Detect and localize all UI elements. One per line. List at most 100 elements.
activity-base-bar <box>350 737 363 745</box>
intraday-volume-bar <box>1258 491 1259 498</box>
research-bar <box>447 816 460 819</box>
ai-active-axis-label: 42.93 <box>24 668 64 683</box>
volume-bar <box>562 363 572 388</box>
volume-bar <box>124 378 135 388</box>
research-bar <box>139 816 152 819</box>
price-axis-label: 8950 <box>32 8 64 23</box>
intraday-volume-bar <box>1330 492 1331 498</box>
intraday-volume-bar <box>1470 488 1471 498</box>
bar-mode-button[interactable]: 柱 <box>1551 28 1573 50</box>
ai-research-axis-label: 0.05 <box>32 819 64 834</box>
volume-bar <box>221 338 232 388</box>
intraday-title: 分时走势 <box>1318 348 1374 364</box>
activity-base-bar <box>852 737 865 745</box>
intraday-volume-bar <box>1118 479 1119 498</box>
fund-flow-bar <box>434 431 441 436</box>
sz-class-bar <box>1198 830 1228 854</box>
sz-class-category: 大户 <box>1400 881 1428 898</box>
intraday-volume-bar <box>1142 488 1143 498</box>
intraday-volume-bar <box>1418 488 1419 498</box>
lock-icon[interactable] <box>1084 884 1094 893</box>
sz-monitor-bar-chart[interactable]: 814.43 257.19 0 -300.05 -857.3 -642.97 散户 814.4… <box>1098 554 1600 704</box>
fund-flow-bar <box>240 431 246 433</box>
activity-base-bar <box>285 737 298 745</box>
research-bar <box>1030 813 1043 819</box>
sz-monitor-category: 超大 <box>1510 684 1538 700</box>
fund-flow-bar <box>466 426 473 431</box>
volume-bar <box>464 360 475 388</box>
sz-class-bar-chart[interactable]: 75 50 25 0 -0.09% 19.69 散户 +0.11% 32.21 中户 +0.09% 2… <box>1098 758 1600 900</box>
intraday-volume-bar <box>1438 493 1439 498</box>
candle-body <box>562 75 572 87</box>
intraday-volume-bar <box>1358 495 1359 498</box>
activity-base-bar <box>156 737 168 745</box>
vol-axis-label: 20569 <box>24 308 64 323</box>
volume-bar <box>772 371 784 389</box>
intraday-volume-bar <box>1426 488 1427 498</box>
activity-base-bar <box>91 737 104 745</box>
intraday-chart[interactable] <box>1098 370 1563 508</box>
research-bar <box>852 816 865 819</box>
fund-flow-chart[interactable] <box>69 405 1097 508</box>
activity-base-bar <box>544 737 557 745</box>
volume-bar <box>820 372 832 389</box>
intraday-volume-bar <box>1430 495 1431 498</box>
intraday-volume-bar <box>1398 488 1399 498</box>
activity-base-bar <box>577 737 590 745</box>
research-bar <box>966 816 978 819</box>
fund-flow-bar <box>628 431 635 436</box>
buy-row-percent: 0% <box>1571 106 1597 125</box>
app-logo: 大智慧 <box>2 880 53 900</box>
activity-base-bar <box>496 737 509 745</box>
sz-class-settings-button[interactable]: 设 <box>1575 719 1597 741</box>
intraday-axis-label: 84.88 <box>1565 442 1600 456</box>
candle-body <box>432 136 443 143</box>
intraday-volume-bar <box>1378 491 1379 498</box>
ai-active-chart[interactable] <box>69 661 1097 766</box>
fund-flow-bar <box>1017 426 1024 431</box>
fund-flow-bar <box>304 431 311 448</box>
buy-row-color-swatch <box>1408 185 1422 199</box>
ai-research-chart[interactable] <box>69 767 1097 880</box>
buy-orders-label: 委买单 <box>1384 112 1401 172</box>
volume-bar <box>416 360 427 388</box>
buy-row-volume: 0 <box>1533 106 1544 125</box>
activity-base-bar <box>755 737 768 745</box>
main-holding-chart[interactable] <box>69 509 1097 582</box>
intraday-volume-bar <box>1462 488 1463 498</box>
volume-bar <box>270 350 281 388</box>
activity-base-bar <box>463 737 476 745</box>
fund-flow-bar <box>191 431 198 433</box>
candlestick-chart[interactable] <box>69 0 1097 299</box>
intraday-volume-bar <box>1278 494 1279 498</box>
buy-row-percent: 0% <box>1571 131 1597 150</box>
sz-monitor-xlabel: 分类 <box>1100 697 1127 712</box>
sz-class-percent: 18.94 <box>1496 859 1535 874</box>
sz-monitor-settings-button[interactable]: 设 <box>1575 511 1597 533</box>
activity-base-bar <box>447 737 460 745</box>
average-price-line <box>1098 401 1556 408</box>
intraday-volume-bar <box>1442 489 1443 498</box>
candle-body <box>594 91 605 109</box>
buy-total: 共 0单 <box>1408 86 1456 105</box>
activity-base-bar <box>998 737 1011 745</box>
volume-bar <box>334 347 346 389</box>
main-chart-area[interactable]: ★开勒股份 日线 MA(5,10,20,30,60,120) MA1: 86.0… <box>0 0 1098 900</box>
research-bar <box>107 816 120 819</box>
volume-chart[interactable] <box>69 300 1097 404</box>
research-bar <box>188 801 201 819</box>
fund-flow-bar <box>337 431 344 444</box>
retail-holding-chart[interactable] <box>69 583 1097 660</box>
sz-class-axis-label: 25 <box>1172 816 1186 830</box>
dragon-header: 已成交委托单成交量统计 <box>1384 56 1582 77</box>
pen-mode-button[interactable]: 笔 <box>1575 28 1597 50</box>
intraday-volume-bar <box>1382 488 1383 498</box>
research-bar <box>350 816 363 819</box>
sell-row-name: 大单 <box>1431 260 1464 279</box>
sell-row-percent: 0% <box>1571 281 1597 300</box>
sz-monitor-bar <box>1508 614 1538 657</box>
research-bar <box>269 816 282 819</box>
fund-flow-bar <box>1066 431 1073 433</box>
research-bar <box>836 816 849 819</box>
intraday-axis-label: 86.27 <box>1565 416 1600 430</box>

- PROMPT: Reproduce all of the data above word for word, line by line.

- COMPLETE RESPONSE:
Detect and localize all UI elements. One per line. List at most 100 elements.
activity-base-bar <box>350 737 363 745</box>
intraday-volume-bar <box>1258 491 1259 498</box>
research-bar <box>447 816 460 819</box>
ai-active-axis-label: 42.93 <box>24 668 64 683</box>
volume-bar <box>562 363 572 388</box>
volume-bar <box>124 378 135 388</box>
research-bar <box>139 816 152 819</box>
price-axis-label: 8950 <box>32 8 64 23</box>
intraday-volume-bar <box>1330 492 1331 498</box>
intraday-volume-bar <box>1470 488 1471 498</box>
bar-mode-button[interactable]: 柱 <box>1551 28 1573 50</box>
ai-research-axis-label: 0.05 <box>32 819 64 834</box>
volume-bar <box>221 338 232 388</box>
intraday-title: 分时走势 <box>1318 348 1374 364</box>
activity-base-bar <box>852 737 865 745</box>
intraday-volume-bar <box>1118 479 1119 498</box>
fund-flow-bar <box>434 431 441 436</box>
sz-class-bar <box>1198 830 1228 854</box>
sz-class-category: 大户 <box>1400 881 1428 898</box>
intraday-volume-bar <box>1142 488 1143 498</box>
intraday-volume-bar <box>1418 488 1419 498</box>
lock-icon[interactable] <box>1084 884 1094 893</box>
sz-monitor-bar-chart[interactable]: 814.43 257.19 0 -300.05 -857.3 -642.97 散户 814.4… <box>1098 554 1600 704</box>
fund-flow-bar <box>240 431 246 433</box>
activity-base-bar <box>285 737 298 745</box>
research-bar <box>1030 813 1043 819</box>
sz-monitor-category: 超大 <box>1510 684 1538 700</box>
fund-flow-bar <box>466 426 473 431</box>
volume-bar <box>464 360 475 388</box>
sz-class-bar-chart[interactable]: 75 50 25 0 -0.09% 19.69 散户 +0.11% 32.21 中户 +0.09% 2… <box>1098 758 1600 900</box>
intraday-volume-bar <box>1438 493 1439 498</box>
candle-body <box>562 75 572 87</box>
intraday-volume-bar <box>1358 495 1359 498</box>
activity-base-bar <box>156 737 168 745</box>
vol-axis-label: 20569 <box>24 308 64 323</box>
volume-bar <box>772 371 784 389</box>
intraday-volume-bar <box>1426 488 1427 498</box>
activity-base-bar <box>91 737 104 745</box>
intraday-chart[interactable] <box>1098 370 1563 508</box>
research-bar <box>852 816 865 819</box>
fund-flow-chart[interactable] <box>69 405 1097 508</box>
activity-base-bar <box>544 737 557 745</box>
volume-bar <box>820 372 832 389</box>
intraday-volume-bar <box>1430 495 1431 498</box>
intraday-volume-bar <box>1398 488 1399 498</box>
activity-base-bar <box>577 737 590 745</box>
research-bar <box>966 816 978 819</box>
fund-flow-bar <box>628 431 635 436</box>
buy-row-percent: 0% <box>1571 106 1597 125</box>
app-logo: 大智慧 <box>2 880 53 900</box>
activity-base-bar <box>496 737 509 745</box>
sz-class-settings-button[interactable]: 设 <box>1575 719 1597 741</box>
intraday-axis-label: 84.88 <box>1565 442 1600 456</box>
candle-body <box>432 136 443 143</box>
intraday-volume-bar <box>1378 491 1379 498</box>
ai-active-chart[interactable] <box>69 661 1097 766</box>
fund-flow-bar <box>1017 426 1024 431</box>
fund-flow-bar <box>304 431 311 448</box>
buy-row-color-swatch <box>1408 185 1422 199</box>
ai-research-chart[interactable] <box>69 767 1097 880</box>
buy-orders-label: 委买单 <box>1384 112 1401 172</box>
volume-bar <box>416 360 427 388</box>
buy-row-volume: 0 <box>1533 106 1544 125</box>
activity-base-bar <box>755 737 768 745</box>
main-holding-chart[interactable] <box>69 509 1097 582</box>
intraday-volume-bar <box>1462 488 1463 498</box>
volume-bar <box>270 350 281 388</box>
activity-base-bar <box>463 737 476 745</box>
fund-flow-bar <box>191 431 198 433</box>
candlestick-chart[interactable] <box>69 0 1097 299</box>
intraday-volume-bar <box>1278 494 1279 498</box>
buy-row-percent: 0% <box>1571 131 1597 150</box>
sz-monitor-xlabel: 分类 <box>1100 697 1127 712</box>
sz-class-percent: 18.94 <box>1496 859 1535 874</box>
sz-monitor-settings-button[interactable]: 设 <box>1575 511 1597 533</box>
activity-base-bar <box>447 737 460 745</box>
average-price-line <box>1098 401 1556 408</box>
intraday-volume-bar <box>1442 489 1443 498</box>
candle-body <box>594 91 605 109</box>
buy-total: 共 0单 <box>1408 86 1456 105</box>
activity-base-bar <box>998 737 1011 745</box>
volume-bar <box>334 347 346 389</box>
main-chart-area[interactable]: ★开勒股份 日线 MA(5,10,20,30,60,120) MA1: 86.0… <box>0 0 1098 900</box>
research-bar <box>107 816 120 819</box>
volume-chart[interactable] <box>69 300 1097 404</box>
research-bar <box>188 801 201 819</box>
fund-flow-bar <box>337 431 344 444</box>
retail-holding-chart[interactable] <box>69 583 1097 660</box>
sz-class-axis-label: 25 <box>1172 816 1186 830</box>
dragon-header: 已成交委托单成交量统计 <box>1384 56 1582 77</box>
pen-mode-button[interactable]: 笔 <box>1575 28 1597 50</box>
intraday-volume-bar <box>1382 488 1383 498</box>
research-bar <box>350 816 363 819</box>
sell-row-name: 大单 <box>1431 260 1464 279</box>
sell-row-percent: 0% <box>1571 281 1597 300</box>
sz-monitor-bar <box>1508 614 1538 657</box>
research-bar <box>269 816 282 819</box>
fund-flow-bar <box>1066 431 1073 433</box>
research-bar <box>836 816 849 819</box>
intraday-axis-label: 86.27 <box>1565 416 1600 430</box>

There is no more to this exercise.